--- Testo fornito ---
_ _ _ _ _ _ _

Angelina Jolie in Giordania tra i profughi siriani con le figlie Zahara e Shiloh

Angelina Jolie accompagnata dalle figlie Zahara e Shiloh è stata ospite del campo di Zaatari, in Giordania, che ospita i rifugiati siriani. L'attrice, da anni ambasciatrice delle Nazioni Unite, ha lanciato un appello affinché si ponga fine alla guerra che va avanti da anni in Siria

Pubblicato da Monica Monnis Martedì 30 gennaio 2018

Angelina Jolie in Giordania tra i profughi siriani con le figlie Zahara e Shiloh
Ansa / foto

Angelina Jolie in Giordania tra i profughi siriani con le figlie Zahara e Shiloh. Continua l’impegno umanitario dell’attrice, da anni ambasciatrice delle Nazioni Unite. L’ex moglie di Brad Pitt ha fatto visita al campo che ospita i rifugiati siriani a Zaatari. Angelina Jolie nel corso del suo discorso ha avuto parole di incoraggiamento per gli ospiti del campo, dicendo di essere “molto fiera” di loro.

Angelina Jolie in Giordania: Basta violenza

Angelina Jolie visits Syrian refugee camp in Jordan
Ansa / foto

Sono anni che Angelina Jolie si batte per i più bisognosi. L’attrice si è recata in prima persona nel campo di Zaatari, in Giordania, che ospita i rifugiati siriani, dove ha lanciato un appello affinché si ponga fine alla guerra che va avanti da anni in Siria. Al momento sono ben 5,5 milioni i siriani ospitati in Giordania, Libano e negli altri Paesi mediorientali limitrofi.

_ _ _ _ _ _ _

--- Consegna A ---
Elenca tutte le persone nominate nell'articolo su Angelina Jolie in Giordania.
--- Consegna B ---
Nell'articolo su Angelina Jolie in Giordania, rinomina "rifugiati" in "profughi" nel brano che comincia con "Angelina Jolie visits" e prosegue fino a "Paesi mediorientali limitrofi.". Riporta il brano così modificato.
--- Consegna C ---
Prosegui l'articolo su Angelina Jolie in Giordania dopo l'ultima frase riportata.

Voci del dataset

_ _ _ _ _ _ _

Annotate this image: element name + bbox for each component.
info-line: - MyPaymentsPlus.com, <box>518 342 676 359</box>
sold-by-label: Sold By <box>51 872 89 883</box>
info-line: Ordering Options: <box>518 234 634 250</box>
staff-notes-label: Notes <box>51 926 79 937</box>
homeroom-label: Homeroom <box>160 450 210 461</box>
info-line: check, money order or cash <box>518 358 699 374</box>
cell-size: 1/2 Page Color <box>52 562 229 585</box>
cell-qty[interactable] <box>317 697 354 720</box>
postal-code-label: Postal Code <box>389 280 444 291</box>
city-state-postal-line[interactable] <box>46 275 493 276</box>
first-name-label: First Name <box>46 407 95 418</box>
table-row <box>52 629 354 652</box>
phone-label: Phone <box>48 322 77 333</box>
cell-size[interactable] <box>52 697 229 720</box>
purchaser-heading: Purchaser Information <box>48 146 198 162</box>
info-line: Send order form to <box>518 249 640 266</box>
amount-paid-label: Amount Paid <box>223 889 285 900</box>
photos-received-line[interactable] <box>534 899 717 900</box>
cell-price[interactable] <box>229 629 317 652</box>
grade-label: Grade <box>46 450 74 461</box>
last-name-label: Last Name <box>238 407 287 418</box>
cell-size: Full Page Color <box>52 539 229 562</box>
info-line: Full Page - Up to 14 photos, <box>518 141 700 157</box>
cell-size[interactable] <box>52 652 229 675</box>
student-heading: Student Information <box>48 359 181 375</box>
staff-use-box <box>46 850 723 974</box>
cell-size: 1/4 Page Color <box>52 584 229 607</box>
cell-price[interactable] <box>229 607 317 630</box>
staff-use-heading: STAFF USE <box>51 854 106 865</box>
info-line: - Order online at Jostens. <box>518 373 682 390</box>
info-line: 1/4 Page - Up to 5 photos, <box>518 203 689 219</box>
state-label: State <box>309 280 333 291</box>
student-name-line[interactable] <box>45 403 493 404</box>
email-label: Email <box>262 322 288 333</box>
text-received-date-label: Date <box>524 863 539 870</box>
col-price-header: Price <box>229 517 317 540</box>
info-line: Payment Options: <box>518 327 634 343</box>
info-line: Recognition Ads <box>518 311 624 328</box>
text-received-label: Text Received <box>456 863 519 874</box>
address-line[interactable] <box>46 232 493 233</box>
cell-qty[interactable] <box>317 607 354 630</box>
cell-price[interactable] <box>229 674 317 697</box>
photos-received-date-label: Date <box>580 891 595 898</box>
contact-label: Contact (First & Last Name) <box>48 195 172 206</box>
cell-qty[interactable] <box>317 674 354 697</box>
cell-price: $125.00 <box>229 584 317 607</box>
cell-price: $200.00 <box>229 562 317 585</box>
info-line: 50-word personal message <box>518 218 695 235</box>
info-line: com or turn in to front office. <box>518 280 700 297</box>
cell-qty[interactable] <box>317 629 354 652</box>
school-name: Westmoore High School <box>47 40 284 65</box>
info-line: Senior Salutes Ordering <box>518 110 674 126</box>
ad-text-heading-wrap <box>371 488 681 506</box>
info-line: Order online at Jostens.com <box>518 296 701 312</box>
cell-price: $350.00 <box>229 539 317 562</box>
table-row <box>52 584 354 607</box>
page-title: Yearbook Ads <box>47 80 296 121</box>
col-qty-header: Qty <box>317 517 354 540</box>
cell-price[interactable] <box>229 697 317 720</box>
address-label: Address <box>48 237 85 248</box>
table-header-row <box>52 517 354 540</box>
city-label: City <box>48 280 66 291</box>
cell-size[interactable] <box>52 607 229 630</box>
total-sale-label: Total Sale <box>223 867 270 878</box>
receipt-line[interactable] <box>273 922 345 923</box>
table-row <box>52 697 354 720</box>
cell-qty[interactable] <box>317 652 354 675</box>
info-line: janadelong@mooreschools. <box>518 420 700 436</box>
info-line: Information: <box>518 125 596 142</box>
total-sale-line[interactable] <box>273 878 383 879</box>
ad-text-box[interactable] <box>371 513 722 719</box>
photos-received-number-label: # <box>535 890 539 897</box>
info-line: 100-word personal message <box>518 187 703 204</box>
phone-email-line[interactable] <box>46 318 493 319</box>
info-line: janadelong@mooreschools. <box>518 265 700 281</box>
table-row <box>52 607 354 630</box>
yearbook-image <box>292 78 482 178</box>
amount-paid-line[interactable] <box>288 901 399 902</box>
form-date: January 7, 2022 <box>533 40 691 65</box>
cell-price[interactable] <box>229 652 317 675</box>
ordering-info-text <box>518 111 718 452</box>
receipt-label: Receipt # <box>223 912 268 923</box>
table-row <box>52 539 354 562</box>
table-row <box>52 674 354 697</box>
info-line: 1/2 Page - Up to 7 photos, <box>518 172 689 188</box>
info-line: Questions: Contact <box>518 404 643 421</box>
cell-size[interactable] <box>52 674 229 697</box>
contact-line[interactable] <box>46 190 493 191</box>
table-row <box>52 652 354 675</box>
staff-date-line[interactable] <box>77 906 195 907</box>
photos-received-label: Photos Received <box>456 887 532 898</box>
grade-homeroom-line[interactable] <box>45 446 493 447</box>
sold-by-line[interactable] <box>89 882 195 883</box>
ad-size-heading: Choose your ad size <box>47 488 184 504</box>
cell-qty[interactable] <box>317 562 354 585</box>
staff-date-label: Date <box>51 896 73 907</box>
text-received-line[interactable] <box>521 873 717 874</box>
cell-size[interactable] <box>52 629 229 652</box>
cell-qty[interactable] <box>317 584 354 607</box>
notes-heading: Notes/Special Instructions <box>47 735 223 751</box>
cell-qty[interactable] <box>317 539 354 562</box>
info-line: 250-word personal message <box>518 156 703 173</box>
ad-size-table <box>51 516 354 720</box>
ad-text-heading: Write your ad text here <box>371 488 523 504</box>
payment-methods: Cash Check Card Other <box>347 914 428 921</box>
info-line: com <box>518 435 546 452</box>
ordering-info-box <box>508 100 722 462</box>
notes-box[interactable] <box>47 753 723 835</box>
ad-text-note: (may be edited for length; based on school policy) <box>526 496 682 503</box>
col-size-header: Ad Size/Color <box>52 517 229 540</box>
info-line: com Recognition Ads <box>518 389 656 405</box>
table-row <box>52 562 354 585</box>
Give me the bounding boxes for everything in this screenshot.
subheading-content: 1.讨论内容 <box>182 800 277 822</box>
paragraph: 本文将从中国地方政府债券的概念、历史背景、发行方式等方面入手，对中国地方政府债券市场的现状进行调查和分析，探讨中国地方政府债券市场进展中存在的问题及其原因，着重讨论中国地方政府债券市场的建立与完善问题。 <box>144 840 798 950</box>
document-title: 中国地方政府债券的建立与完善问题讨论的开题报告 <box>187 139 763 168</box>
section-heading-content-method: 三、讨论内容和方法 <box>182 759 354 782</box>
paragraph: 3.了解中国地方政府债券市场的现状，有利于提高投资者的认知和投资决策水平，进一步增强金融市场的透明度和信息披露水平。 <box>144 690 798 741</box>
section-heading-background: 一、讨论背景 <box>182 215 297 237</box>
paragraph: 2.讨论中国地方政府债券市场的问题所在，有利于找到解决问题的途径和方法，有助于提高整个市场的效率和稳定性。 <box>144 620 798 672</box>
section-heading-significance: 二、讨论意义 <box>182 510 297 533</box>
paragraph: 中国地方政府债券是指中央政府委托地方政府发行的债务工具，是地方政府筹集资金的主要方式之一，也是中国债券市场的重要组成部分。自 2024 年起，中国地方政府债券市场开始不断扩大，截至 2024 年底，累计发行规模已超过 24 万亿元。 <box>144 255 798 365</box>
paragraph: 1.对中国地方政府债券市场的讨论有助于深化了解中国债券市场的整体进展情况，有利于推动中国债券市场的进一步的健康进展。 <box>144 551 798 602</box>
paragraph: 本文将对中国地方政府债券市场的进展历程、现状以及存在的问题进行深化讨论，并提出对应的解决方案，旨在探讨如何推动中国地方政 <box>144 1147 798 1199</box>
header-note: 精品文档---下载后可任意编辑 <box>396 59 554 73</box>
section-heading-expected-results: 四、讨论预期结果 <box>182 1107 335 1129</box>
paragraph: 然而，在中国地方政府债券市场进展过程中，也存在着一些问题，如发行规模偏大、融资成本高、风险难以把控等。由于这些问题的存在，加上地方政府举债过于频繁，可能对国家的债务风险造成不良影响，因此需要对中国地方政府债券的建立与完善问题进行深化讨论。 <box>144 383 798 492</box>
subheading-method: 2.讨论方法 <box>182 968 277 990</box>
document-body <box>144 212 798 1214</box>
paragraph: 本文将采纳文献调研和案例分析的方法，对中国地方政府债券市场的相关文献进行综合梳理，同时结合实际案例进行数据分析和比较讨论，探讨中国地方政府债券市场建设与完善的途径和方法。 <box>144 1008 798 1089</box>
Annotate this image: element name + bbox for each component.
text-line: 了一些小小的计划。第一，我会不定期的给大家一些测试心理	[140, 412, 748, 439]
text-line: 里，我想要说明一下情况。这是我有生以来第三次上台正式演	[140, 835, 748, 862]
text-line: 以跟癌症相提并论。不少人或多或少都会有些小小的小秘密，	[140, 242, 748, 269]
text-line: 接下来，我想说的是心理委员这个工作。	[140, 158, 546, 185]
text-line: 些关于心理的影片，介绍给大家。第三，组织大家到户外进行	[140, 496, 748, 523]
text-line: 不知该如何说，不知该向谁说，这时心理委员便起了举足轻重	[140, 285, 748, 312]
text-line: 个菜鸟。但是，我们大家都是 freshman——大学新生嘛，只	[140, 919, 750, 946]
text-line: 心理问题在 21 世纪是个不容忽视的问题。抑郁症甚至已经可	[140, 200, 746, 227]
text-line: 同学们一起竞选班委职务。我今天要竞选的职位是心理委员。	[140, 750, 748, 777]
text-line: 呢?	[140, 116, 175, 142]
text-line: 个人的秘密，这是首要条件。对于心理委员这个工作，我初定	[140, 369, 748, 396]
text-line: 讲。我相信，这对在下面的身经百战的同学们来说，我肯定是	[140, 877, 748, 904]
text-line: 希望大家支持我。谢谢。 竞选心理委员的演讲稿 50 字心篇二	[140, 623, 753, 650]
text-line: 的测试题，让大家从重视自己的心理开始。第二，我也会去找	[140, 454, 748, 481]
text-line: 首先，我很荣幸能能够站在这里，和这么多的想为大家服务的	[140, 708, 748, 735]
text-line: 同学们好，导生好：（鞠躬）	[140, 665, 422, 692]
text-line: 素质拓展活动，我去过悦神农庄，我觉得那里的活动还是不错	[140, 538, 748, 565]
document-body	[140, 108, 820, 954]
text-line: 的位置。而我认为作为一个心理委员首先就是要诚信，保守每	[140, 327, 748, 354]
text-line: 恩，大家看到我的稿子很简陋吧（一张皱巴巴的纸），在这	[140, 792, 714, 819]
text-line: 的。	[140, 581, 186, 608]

_ _ _ _ _ _ _

--- Risposta A ---
Angelina Jolie, Zahara, Shiloh, Monica Monnis, Brad Pitt

--- Risposta B ---
Angelina Jolie visits Syrian refugee camp in Jordan
Ansa / foto

Sono anni che Angelina Jolie si batte per i più bisognosi. L’attrice si è recata in prima persona nel campo di Zaatari, in Giordania, che ospita i profughi siriani, dove ha lanciato un appello affinché si ponga fine alla guerra che va avanti da anni in Siria. Al momento sono ben 5,5 milioni i siriani ospitati in Giordania, Libano e negli altri Paesi mediorientali limitrofi.

--- Risposta C ---
L’attrice, da anni ambasciatrice delle Nazioni Unite, ha ricordato che gli aiuti umanitari non sono “una soluzione di lungo termine”. “L’UNHCR non ha le risorse necessarie nemmeno per occuparsi dei beni di prima necessità per la sopravvivenza delle famiglie, lo scorso anno ha ricevuto solo il 50 per cento dei fondi di cui necessita e appena il sette per cento quest’anno”, ha specificato l’attrice, che ha voluto portare con sè le sue due figlie più grandi.

“Dopo sette anni di guerra la maggior parte dei rifugiati siriani ha esaurito i suoi risparmi. La gran parte di loro vive al di sotto della soglia di povertà, con meno di tre dollari al giorno. Immaginate cosa vorrebbe dire per le vostre famiglie. Significa che non si hanno soldi per il cibo, i bambini non possono ricevere cure mediche, le ragazze sono vulnerabili e condannate a matrimoni precoci e molti siriani affronteranno un altro inverno senza un adeguato rifugio”.

Zahara e Shiloh, hanno accompagnato la madre in Giordania, proprio come successo mesi fa in Cambogia. “Hanno passato il tempo a parlare e giocare con i bambini della loro età che sono stati costretti ad abbandonare le loro case, i cui familiari sono stati uccisi o scomparsi, e che stanno lottando con il trauma e la malattia, ma che alla fine della giornata sono soltanto bambini, con le stesse speranze e diritti dei bambini di ogni altra nazione”.